EXERCISE INSTRUCTIONS
Each entry below is to be extracted exactly.

TASK DATA

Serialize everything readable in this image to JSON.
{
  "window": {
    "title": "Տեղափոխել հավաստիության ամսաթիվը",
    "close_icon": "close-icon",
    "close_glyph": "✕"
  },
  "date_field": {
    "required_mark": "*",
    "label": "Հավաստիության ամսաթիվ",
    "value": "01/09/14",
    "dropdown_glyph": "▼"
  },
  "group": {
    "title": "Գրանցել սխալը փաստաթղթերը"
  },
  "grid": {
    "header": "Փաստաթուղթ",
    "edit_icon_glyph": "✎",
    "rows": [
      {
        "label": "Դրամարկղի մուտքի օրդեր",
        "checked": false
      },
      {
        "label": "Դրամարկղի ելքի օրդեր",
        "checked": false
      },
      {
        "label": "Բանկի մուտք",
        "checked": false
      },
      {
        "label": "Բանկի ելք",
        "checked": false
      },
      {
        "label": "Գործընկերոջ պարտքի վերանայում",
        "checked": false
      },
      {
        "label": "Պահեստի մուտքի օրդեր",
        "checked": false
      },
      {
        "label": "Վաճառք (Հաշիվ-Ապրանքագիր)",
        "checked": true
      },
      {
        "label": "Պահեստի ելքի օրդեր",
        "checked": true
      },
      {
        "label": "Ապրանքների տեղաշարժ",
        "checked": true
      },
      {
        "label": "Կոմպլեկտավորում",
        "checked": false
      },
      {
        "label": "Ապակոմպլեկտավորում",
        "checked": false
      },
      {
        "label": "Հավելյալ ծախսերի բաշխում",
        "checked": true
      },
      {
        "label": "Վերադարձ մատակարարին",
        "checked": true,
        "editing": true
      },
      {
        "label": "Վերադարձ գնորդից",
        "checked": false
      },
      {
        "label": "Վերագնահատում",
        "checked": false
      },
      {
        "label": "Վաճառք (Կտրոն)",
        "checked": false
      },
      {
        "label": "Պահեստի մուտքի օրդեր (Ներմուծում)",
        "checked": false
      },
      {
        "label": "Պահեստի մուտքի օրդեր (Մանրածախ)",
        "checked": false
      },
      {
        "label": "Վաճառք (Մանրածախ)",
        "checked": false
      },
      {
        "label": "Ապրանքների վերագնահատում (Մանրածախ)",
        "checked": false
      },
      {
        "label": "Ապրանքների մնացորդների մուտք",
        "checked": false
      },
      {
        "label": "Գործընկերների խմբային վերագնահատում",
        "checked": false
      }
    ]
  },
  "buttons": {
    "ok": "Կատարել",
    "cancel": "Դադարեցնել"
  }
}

SOLUTION TO THIS PROBLEM
Serialize everything readable in this image to JSON.
{
  "window": {
    "title": "Տեղափոխել հավաստիության ամսաթիվը",
    "close_icon": "close-icon",
    "close_glyph": "✕"
  },
  "date_field": {
    "required_mark": "*",
    "label": "Հավաստիության ամսաթիվ",
    "value": "01/09/14",
    "dropdown_glyph": "▼"
  },
  "group": {
    "title": "Գրանցել սխալը փաստաթղթերը"
  },
  "grid": {
    "header": "Փաստաթուղթ",
    "edit_icon_glyph": "✎",
    "rows": [
      {
        "label": "Դրամարկղի մուտքի օրդեր",
        "checked": false
      },
      {
        "label": "Դրամարկղի ելքի օրդեր",
        "checked": false
      },
      {
        "label": "Բանկի մուտք",
        "checked": false
      },
      {
        "label": "Բանկի ելք",
        "checked": false
      },
      {
        "label": "Գործընկերոջ պարտքի վերանայում",
        "checked": false
      },
      {
        "label": "Պահեստի մուտքի օրդեր",
        "checked": false
      },
      {
        "label": "Վաճառք (Հաշիվ-Ապրանքագիր)",
        "checked": true
      },
      {
        "label": "Պահեստի ելքի օրդեր",
        "checked": true
      },
      {
        "label": "Ապրանքների տեղաշարժ",
        "checked": true
      },
      {
        "label": "Կոմպլեկտավորում",
        "checked": false
      },
      {
        "label": "Ապակոմպլեկտավորում",
        "checked": false
      },
      {
        "label": "Հավելյալ ծախսերի բաշխում",
        "checked": true
      },
      {
        "label": "Վերադարձ մատակարարին",
        "checked": true,
        "editing": true
      },
      {
        "label": "Վերադարձ գնորդից",
        "checked": false
      },
      {
        "label": "Վերագնահատում",
        "checked": false
      },
      {
        "label": "Վաճառք (Կտրոն)",
        "checked": false
      },
      {
        "label": "Պահեստի մուտքի օրդեր (Ներմուծում)",
        "checked": false
      },
      {
        "label": "Պահեստի մուտքի օրդեր (Մանրածախ)",
        "checked": false
      },
      {
        "label": "Վաճառք (Մանրածախ)",
        "checked": false
      },
      {
        "label": "Ապրանքների վերագնահատում (Մանրածախ)",
        "checked": false
      },
      {
        "label": "Ապրանքների մնացորդների մուտք",
        "checked": false
      },
      {
        "label": "Գործընկերների խմբային վերագնահատում",
        "checked": false
      }
    ]
  },
  "buttons": {
    "ok": "Կատարել",
    "cancel": "Դադարեցնել"
  }
}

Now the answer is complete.